**Set problem:** Check each line of the listing, and copy it if it contains the word "address".

**Records supplied:**

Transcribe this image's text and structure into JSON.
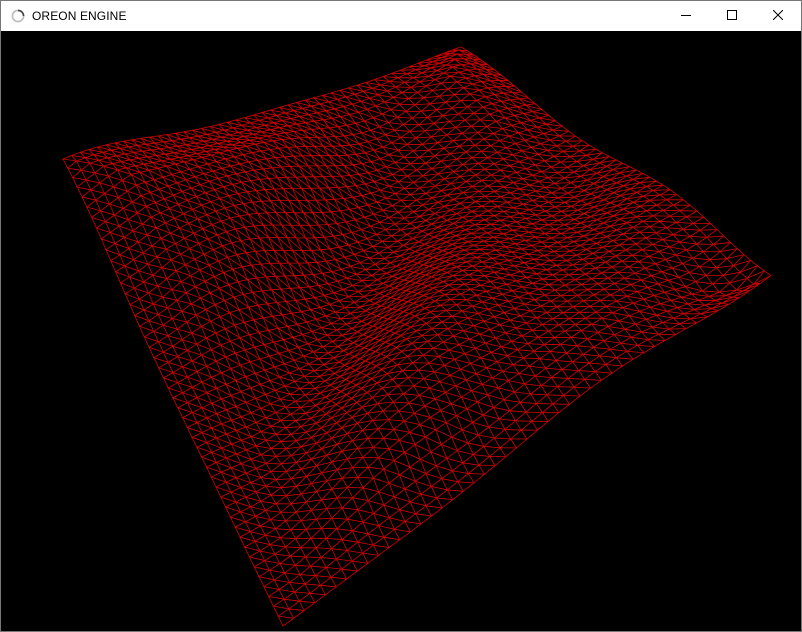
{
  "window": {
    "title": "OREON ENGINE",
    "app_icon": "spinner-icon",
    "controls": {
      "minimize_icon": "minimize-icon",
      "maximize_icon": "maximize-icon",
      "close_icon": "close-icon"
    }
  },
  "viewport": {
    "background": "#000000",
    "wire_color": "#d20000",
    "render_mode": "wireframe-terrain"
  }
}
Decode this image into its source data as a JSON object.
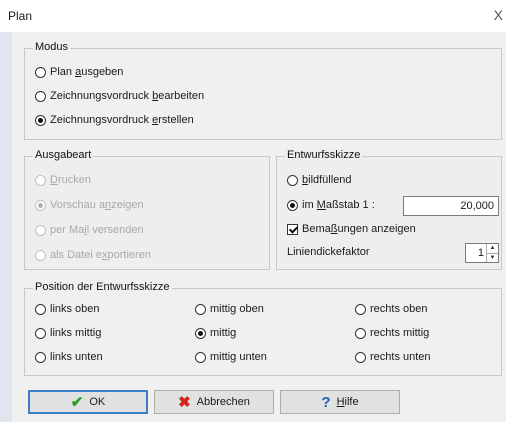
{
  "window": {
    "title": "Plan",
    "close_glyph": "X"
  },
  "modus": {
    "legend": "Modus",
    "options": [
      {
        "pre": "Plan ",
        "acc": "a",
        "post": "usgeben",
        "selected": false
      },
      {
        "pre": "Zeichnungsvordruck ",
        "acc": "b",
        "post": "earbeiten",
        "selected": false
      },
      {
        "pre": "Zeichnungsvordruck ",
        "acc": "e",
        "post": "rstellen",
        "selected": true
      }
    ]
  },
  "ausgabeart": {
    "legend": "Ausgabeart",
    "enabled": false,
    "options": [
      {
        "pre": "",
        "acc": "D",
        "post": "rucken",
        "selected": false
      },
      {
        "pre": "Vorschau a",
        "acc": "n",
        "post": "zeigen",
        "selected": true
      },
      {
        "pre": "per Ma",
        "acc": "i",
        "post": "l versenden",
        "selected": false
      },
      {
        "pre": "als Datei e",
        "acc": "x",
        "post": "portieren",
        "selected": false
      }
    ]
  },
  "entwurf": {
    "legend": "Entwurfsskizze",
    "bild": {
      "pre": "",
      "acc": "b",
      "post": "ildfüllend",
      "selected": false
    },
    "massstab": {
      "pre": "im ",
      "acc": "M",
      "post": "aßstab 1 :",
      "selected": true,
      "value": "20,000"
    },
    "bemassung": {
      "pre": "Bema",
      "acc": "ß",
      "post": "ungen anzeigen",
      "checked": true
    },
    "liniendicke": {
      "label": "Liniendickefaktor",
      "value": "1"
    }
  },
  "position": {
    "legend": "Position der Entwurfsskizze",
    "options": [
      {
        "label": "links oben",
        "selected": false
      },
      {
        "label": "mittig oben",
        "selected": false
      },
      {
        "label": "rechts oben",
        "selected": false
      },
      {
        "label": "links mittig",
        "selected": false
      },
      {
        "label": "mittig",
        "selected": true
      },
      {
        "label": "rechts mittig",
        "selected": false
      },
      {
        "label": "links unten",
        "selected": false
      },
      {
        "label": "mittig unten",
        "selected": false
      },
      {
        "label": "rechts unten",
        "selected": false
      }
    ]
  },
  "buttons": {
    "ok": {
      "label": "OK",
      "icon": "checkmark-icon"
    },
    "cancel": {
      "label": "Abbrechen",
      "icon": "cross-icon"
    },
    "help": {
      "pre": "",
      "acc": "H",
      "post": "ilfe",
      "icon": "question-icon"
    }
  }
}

---

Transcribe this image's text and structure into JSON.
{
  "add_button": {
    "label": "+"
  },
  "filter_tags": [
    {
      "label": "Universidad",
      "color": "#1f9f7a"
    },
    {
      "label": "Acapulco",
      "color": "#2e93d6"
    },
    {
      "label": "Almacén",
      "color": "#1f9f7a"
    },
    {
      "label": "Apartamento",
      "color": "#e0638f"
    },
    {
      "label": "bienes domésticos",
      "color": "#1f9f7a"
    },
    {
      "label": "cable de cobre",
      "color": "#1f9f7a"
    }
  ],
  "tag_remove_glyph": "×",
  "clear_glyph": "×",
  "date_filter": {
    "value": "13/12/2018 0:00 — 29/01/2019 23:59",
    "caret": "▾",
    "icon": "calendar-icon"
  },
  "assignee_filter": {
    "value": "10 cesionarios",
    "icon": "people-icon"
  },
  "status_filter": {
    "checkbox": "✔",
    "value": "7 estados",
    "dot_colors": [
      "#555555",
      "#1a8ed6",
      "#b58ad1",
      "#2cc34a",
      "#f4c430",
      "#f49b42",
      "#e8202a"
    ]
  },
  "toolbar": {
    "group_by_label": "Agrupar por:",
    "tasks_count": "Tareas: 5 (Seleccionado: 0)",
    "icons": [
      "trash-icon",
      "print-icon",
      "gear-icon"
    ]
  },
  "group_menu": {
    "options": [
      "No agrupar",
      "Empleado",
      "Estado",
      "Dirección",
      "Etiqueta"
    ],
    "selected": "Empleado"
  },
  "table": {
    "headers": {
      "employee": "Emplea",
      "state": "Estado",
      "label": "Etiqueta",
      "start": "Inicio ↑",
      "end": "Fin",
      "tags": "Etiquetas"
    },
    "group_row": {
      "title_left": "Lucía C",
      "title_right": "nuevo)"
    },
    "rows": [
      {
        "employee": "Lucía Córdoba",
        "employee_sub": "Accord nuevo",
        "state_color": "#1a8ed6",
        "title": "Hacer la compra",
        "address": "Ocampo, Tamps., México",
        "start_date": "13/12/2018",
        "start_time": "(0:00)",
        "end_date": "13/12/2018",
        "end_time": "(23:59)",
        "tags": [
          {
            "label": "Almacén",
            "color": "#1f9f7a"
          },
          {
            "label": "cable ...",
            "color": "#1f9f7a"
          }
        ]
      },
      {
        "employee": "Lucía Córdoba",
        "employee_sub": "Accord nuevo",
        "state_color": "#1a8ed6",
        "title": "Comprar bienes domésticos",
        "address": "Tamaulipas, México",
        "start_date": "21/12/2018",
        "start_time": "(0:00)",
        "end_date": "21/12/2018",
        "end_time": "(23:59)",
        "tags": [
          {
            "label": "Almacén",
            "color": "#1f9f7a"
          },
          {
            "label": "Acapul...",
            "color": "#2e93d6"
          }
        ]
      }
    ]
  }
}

**The answer:**
        "address": "Ocampo, Tamps., México",
        "address": "Tamaulipas, México",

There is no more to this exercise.